### [The exercise]
Reproduce, unchanged, the part below that opens with the line containing "- optional-tag: optional: [263, 282, 313, 298]" and closes with the line containing "- bucket-naming-rules-link-text: See", including both of those lines.
========================================
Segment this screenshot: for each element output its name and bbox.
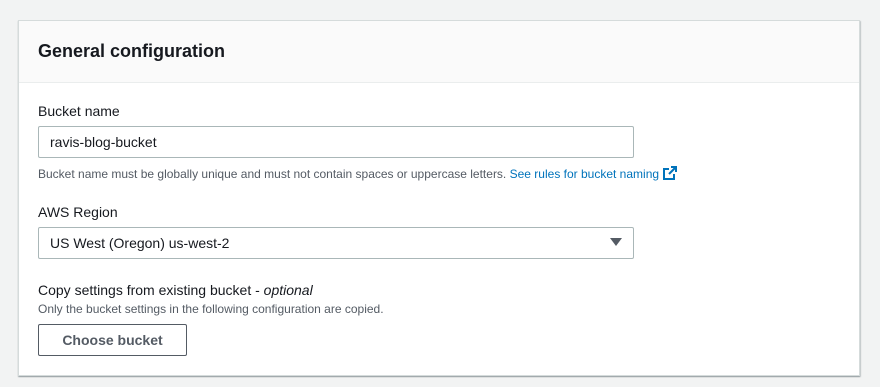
- optional-tag: optional: [263, 282, 313, 298]
- copy-settings-label: Copy settings from existing bucket - opt…: [38, 282, 313, 298]
- copy-settings-label-text: Copy settings from existing bucket -: [38, 282, 264, 298]
- copy-settings-hint: Only the bucket settings in the followin…: [38, 302, 384, 316]
- panel-header: General configuration: [19, 21, 859, 83]
- bucket-naming-rules-link-text: See rules for bucket naming: [509, 167, 660, 181]
- choose-bucket-button[interactable]: Choose bucket: [38, 324, 187, 356]
- bucket-naming-rules-link[interactable]: See rules for bucket naming: [509, 166, 678, 181]
- aws-region-selected-value: US West (Oregon) us-west-2: [50, 235, 230, 251]
- bucket-name-value: ravis-blog-bucket: [50, 134, 157, 150]
- bucket-name-input[interactable]: ravis-blog-bucket: [38, 126, 634, 158]
- external-link-icon: [663, 166, 678, 180]
- aws-region-select[interactable]: US West (Oregon) us-west-2: [38, 227, 634, 259]
- panel-title: General configuration: [38, 41, 226, 61]
- caret-down-icon: [610, 238, 622, 246]
- bucket-name-label: Bucket name: [38, 103, 120, 119]
- aws-region-label: AWS Region: [38, 204, 118, 220]
- bucket-name-hint: Bucket name must be globally unique and …: [38, 165, 678, 181]
- general-configuration-panel: General configuration Bucket name ravis-…: [18, 20, 860, 376]
- bucket-name-hint-text: Bucket name must be globally unique and …: [38, 167, 507, 181]
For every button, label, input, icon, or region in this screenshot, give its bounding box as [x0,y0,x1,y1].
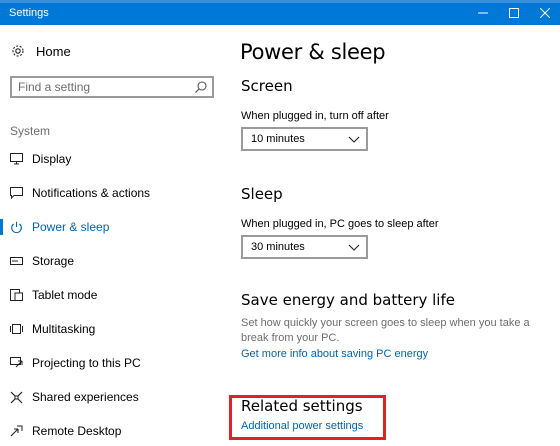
search-input[interactable] [18,80,188,94]
section-label-system: System [10,124,51,138]
sidebar-item-label: Power & sleep [32,220,110,234]
power-icon [9,220,23,234]
sidebar-item-label: Tablet mode [32,288,98,302]
sidebar-item-label: Notifications & actions [32,186,151,200]
display-icon [9,152,23,166]
gear-icon [10,43,26,59]
screen-timeout-label: When plugged in, turn off after [241,110,389,122]
minimize-button[interactable] [466,2,500,23]
sidebar-item-shared-experiences[interactable]: Shared experiences [0,380,225,414]
notifications-icon [9,186,23,200]
shared-experiences-icon [9,390,23,404]
sidebar-item-multitasking[interactable]: Multitasking [0,312,225,346]
sidebar-item-remote-desktop[interactable]: Remote Desktop [0,414,225,446]
chevron-down-icon [348,134,360,144]
search-box[interactable] [10,76,214,98]
screen-heading: Screen [241,77,293,95]
sleep-timeout-label: When plugged in, PC goes to sleep after [241,218,439,230]
active-indicator [0,219,3,235]
sidebar-item-label: Storage [32,254,75,268]
energy-info-link[interactable]: Get more info about saving PC energy [241,348,428,360]
search-icon[interactable] [194,80,208,94]
multitasking-icon [9,322,23,336]
sidebar-item-label: Remote Desktop [32,424,122,438]
remote-desktop-icon [9,424,23,438]
chevron-down-icon [348,242,360,252]
sleep-timeout-value: 30 minutes [251,241,305,253]
screen-timeout-value: 10 minutes [251,133,305,145]
sidebar-item-power-sleep[interactable]: Power & sleep [0,210,225,244]
save-energy-description: Set how quickly your screen goes to slee… [241,317,530,344]
sidebar-item-display[interactable]: Display [0,142,225,176]
highlight-annotation [229,395,386,440]
window-title: Settings [9,7,49,19]
page-title: Power & sleep [240,40,386,64]
close-button[interactable] [528,2,560,23]
sidebar-item-label: Display [32,152,72,166]
close-icon [540,7,550,18]
title-bar: Settings [0,0,560,25]
screen-timeout-dropdown[interactable]: 10 minutes [241,127,368,151]
sleep-heading: Sleep [241,185,283,203]
sleep-timeout-dropdown[interactable]: 30 minutes [241,235,368,259]
sidebar-item-label: Multitasking [32,322,96,336]
sidebar-item-storage[interactable]: Storage [0,244,225,278]
home-label: Home [36,43,71,59]
maximize-icon [509,7,519,18]
sidebar-item-label: Shared experiences [32,390,139,404]
sidebar-item-projecting[interactable]: Projecting to this PC [0,346,225,380]
sidebar-item-notifications[interactable]: Notifications & actions [0,176,225,210]
sidebar-item-tablet-mode[interactable]: Tablet mode [0,278,225,312]
sidebar-item-label: Projecting to this PC [32,356,141,370]
main-content: Power & sleep Screen When plugged in, tu… [225,25,560,446]
tablet-mode-icon [9,288,23,302]
minimize-icon [478,12,488,13]
sidebar: Home System Display Notifications & acti… [0,25,225,446]
maximize-button[interactable] [497,2,531,23]
storage-icon [9,254,23,268]
home-nav-item[interactable]: Home [10,43,71,59]
projecting-icon [9,356,23,370]
save-energy-heading: Save energy and battery life [241,291,455,309]
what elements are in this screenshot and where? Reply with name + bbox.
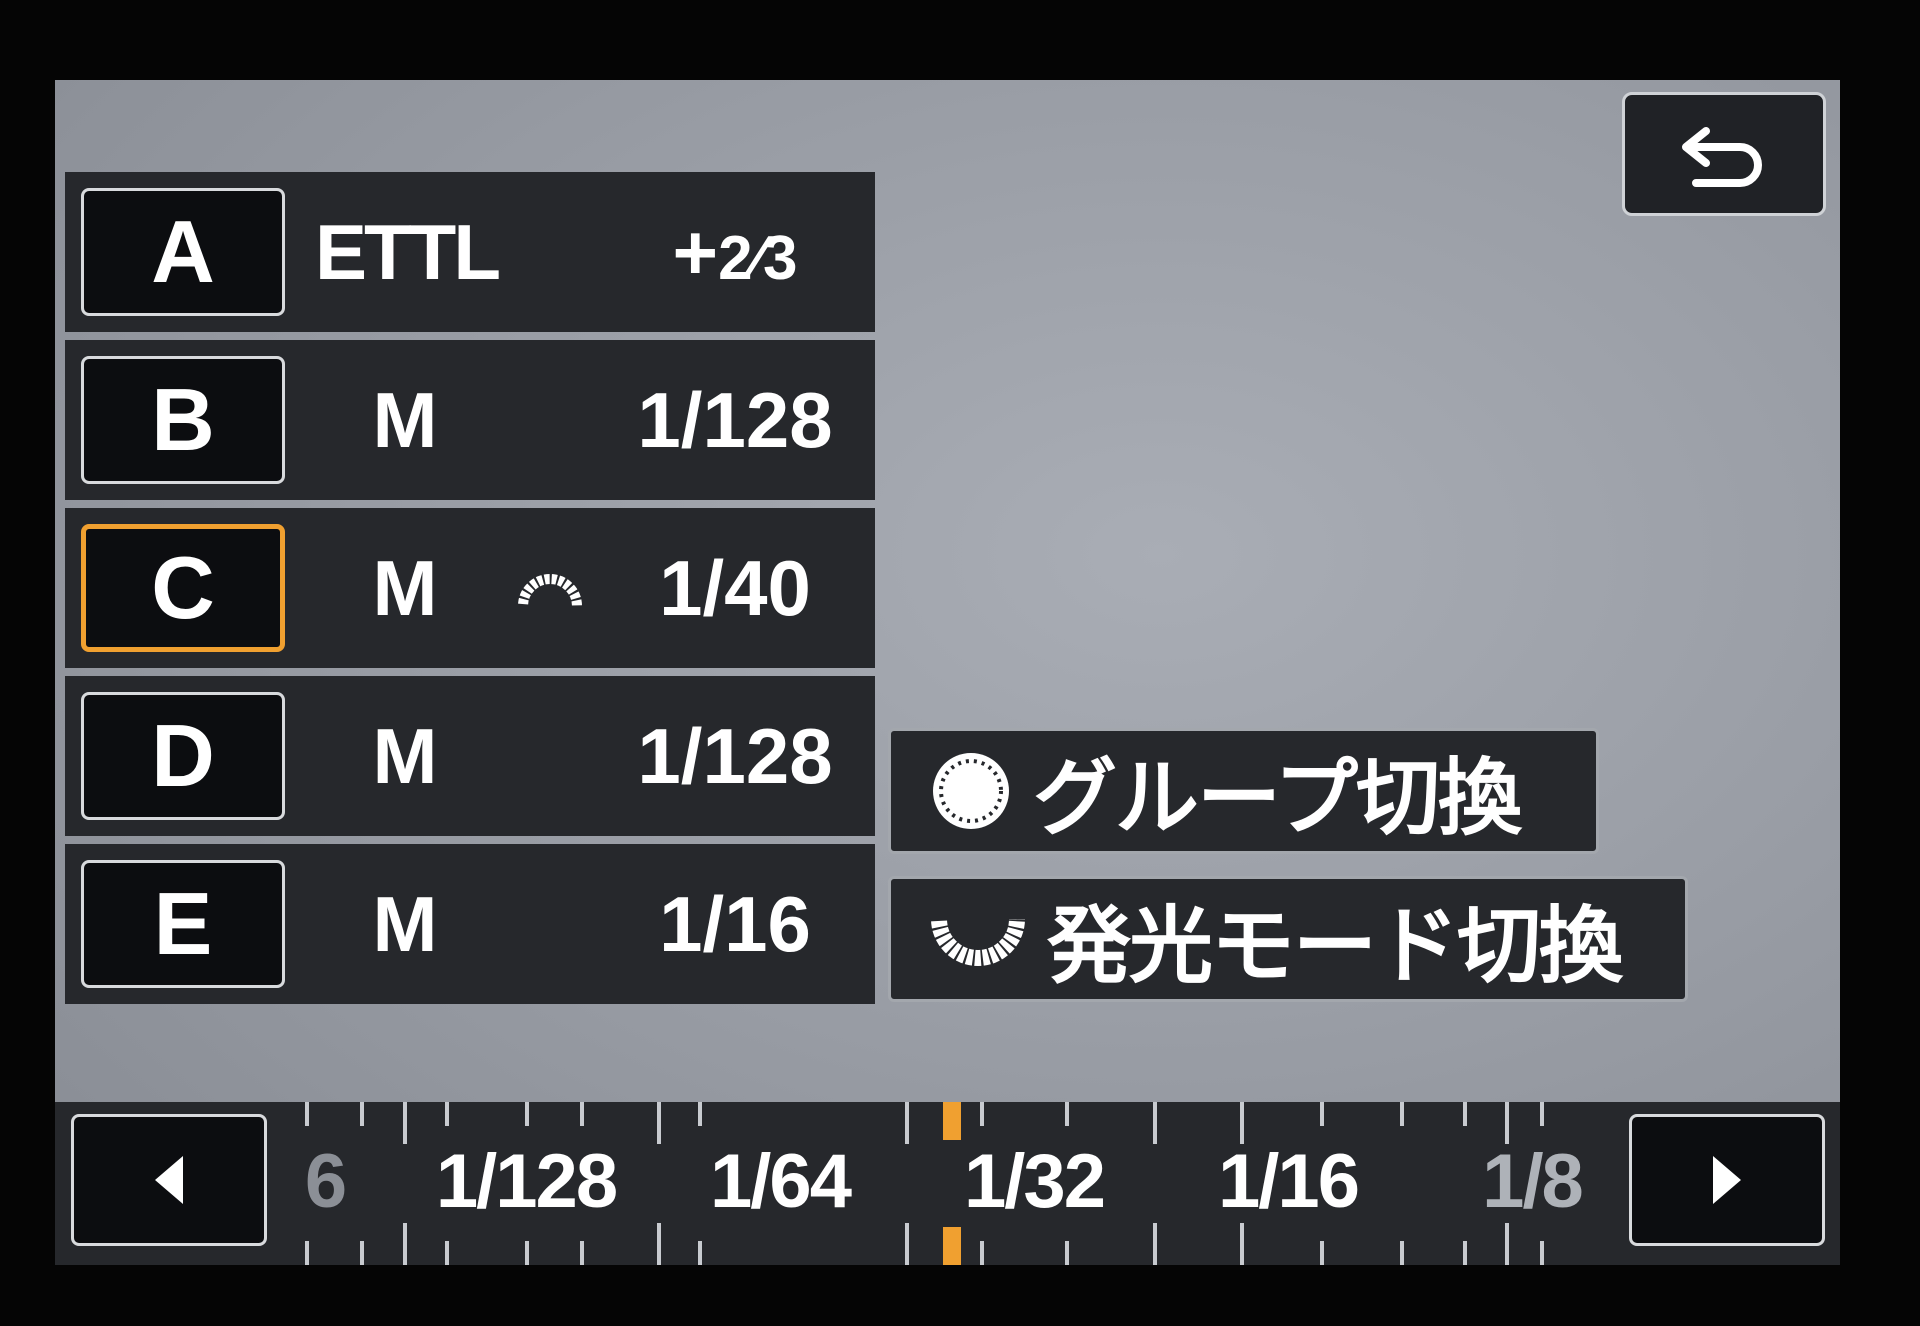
scale-label-1-32[interactable]: 1/32 (964, 1137, 1106, 1227)
group-list: A ETTL +2⁄3 B M 1/128 C M 1/40 D M 1/128… (65, 172, 875, 1012)
scale-ruler[interactable]: 6 1/128 1/64 1/32 1/16 1/8 (285, 1102, 1615, 1265)
group-b-value: 1/128 (637, 376, 833, 464)
group-e-mode: M (372, 880, 438, 968)
group-e-button[interactable]: E (81, 860, 285, 988)
flash-mode-switch-label: 発光モード切換 (1047, 896, 1623, 995)
group-d-mode: M (372, 712, 438, 800)
group-c-mode: M (372, 544, 438, 632)
right-arrow-icon (1713, 1156, 1741, 1204)
group-a-mode: ETTL (315, 208, 501, 296)
group-a-button[interactable]: A (81, 188, 285, 316)
group-a-value-sign: + (672, 208, 719, 296)
scale-label-1-16[interactable]: 1/16 (1218, 1137, 1360, 1227)
group-row-d[interactable]: D M 1/128 (65, 676, 875, 836)
group-row-e[interactable]: E M 1/16 (65, 844, 875, 1004)
scale-label-1-8[interactable]: 1/8 (1482, 1137, 1584, 1227)
scale-label-partial-left[interactable]: 6 (305, 1137, 347, 1227)
left-arrow-icon (155, 1156, 183, 1204)
group-row-c[interactable]: C M 1/40 (65, 508, 875, 668)
prev-button[interactable] (71, 1114, 267, 1246)
scale-label-1-64[interactable]: 1/64 (710, 1137, 852, 1227)
group-d-button[interactable]: D (81, 692, 285, 820)
group-c-value: 1/40 (659, 544, 811, 632)
scale-label-1-128[interactable]: 1/128 (436, 1137, 618, 1227)
current-value-marker-top (943, 1102, 961, 1140)
group-a-value-fraction: 2⁄3 (718, 224, 798, 293)
dial-arc-icon (517, 573, 583, 607)
output-scale-bar: 6 1/128 1/64 1/32 1/16 1/8 (55, 1102, 1840, 1265)
group-c-button[interactable]: C (81, 524, 285, 652)
rear-dial-icon (930, 918, 1026, 967)
group-row-b[interactable]: B M 1/128 (65, 340, 875, 500)
flash-control-screen: A ETTL +2⁄3 B M 1/128 C M 1/40 D M 1/128… (55, 80, 1840, 1265)
group-switch-button[interactable]: グループ切換 (888, 728, 1599, 854)
group-b-button[interactable]: B (81, 356, 285, 484)
return-arrow-icon (1682, 127, 1762, 187)
next-button[interactable] (1629, 1114, 1825, 1246)
group-switch-label: グループ切換 (1033, 748, 1522, 847)
group-b-mode: M (372, 376, 438, 464)
group-e-value: 1/16 (659, 880, 811, 968)
group-row-a[interactable]: A ETTL +2⁄3 (65, 172, 875, 332)
flash-mode-switch-button[interactable]: 発光モード切換 (888, 876, 1688, 1002)
back-button[interactable] (1622, 92, 1826, 216)
group-d-value: 1/128 (637, 712, 833, 800)
current-value-marker-bottom (943, 1227, 961, 1265)
front-dial-icon (933, 753, 1009, 829)
group-a-value: +2⁄3 (605, 172, 865, 332)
========================================
### [Solution to the problem]
- optional-tag: optional: [263, 282, 313, 298]
- copy-settings-label: Copy settings from existing bucket - opt…: [38, 282, 313, 298]
- copy-settings-label-text: Copy settings from existing bucket -: [38, 282, 264, 298]
- copy-settings-hint: Only the bucket settings in the followin…: [38, 302, 384, 316]
- panel-header: General configuration: [19, 21, 859, 83]
- bucket-naming-rules-link-text: See rules for bucket naming: [509, 167, 660, 181]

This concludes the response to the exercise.